DATASET:
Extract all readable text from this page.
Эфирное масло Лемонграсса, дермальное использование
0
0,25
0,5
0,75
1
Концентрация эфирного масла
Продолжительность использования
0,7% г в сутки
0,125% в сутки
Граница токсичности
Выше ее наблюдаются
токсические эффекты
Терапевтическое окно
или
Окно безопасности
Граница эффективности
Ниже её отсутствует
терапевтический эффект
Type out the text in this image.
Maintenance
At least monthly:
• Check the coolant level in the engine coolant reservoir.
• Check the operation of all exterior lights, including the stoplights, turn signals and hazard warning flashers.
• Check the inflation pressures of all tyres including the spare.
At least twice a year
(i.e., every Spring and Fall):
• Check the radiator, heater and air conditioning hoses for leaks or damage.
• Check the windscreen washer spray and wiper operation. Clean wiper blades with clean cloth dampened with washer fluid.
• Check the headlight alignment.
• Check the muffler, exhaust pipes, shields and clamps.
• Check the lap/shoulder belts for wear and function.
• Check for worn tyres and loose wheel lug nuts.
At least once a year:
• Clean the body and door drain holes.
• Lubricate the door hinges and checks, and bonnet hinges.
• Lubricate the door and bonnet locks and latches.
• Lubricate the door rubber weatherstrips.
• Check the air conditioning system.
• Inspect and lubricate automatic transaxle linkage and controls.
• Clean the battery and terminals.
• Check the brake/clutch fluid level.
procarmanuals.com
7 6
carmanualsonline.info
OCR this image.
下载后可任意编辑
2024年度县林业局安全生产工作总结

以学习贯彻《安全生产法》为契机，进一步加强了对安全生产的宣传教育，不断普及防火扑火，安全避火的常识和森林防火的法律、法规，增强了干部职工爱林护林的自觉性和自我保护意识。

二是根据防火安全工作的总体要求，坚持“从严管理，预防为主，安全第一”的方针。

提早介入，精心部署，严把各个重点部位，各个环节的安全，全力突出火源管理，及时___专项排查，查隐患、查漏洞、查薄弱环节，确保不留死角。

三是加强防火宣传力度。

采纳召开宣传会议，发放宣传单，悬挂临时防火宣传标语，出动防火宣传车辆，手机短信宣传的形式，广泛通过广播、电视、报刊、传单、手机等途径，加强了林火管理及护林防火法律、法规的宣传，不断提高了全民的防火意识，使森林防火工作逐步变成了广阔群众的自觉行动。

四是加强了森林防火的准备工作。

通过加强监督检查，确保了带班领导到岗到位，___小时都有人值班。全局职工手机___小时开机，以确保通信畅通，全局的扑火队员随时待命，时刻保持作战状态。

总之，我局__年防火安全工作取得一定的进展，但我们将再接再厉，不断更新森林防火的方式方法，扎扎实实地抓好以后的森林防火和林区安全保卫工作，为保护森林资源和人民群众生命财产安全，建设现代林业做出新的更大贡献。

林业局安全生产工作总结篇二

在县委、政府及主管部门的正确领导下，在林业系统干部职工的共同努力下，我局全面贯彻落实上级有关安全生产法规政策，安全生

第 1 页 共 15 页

STATED TASK:
Return exactly the lines from the line bearing "Type out the text in this image." to the end of the records, inclusive of both; include no other lines.

RESULT OF THIS TASK:
Type out the text in this image.
Maintenance
At least monthly:
• Check the coolant level in the engine coolant reservoir.
• Check the operation of all exterior lights, including the stoplights, turn signals and hazard warning flashers.
• Check the inflation pressures of all tyres including the spare.
At least twice a year
(i.e., every Spring and Fall):
• Check the radiator, heater and air conditioning hoses for leaks or damage.
• Check the windscreen washer spray and wiper operation. Clean wiper blades with clean cloth dampened with washer fluid.
• Check the headlight alignment.
• Check the muffler, exhaust pipes, shields and clamps.
• Check the lap/shoulder belts for wear and function.
• Check for worn tyres and loose wheel lug nuts.
At least once a year:
• Clean the body and door drain holes.
• Lubricate the door hinges and checks, and bonnet hinges.
• Lubricate the door and bonnet locks and latches.
• Lubricate the door rubber weatherstrips.
• Check the air conditioning system.
• Inspect and lubricate automatic transaxle linkage and controls.
• Clean the battery and terminals.
• Check the brake/clutch fluid level.
procarmanuals.com
7 6
carmanualsonline.info
OCR this image.
下载后可任意编辑
2024年度县林业局安全生产工作总结

以学习贯彻《安全生产法》为契机，进一步加强了对安全生产的宣传教育，不断普及防火扑火，安全避火的常识和森林防火的法律、法规，增强了干部职工爱林护林的自觉性和自我保护意识。

二是根据防火安全工作的总体要求，坚持“从严管理，预防为主，安全第一”的方针。

提早介入，精心部署，严把各个重点部位，各个环节的安全，全力突出火源管理，及时___专项排查，查隐患、查漏洞、查薄弱环节，确保不留死角。

三是加强防火宣传力度。

采纳召开宣传会议，发放宣传单，悬挂临时防火宣传标语，出动防火宣传车辆，手机短信宣传的形式，广泛通过广播、电视、报刊、传单、手机等途径，加强了林火管理及护林防火法律、法规的宣传，不断提高了全民的防火意识，使森林防火工作逐步变成了广阔群众的自觉行动。

四是加强了森林防火的准备工作。

通过加强监督检查，确保了带班领导到岗到位，___小时都有人值班。全局职工手机___小时开机，以确保通信畅通，全局的扑火队员随时待命，时刻保持作战状态。

总之，我局__年防火安全工作取得一定的进展，但我们将再接再厉，不断更新森林防火的方式方法，扎扎实实地抓好以后的森林防火和林区安全保卫工作，为保护森林资源和人民群众生命财产安全，建设现代林业做出新的更大贡献。

林业局安全生产工作总结篇二

在县委、政府及主管部门的正确领导下，在林业系统干部职工的共同努力下，我局全面贯彻落实上级有关安全生产法规政策，安全生

第 1 页 共 15 页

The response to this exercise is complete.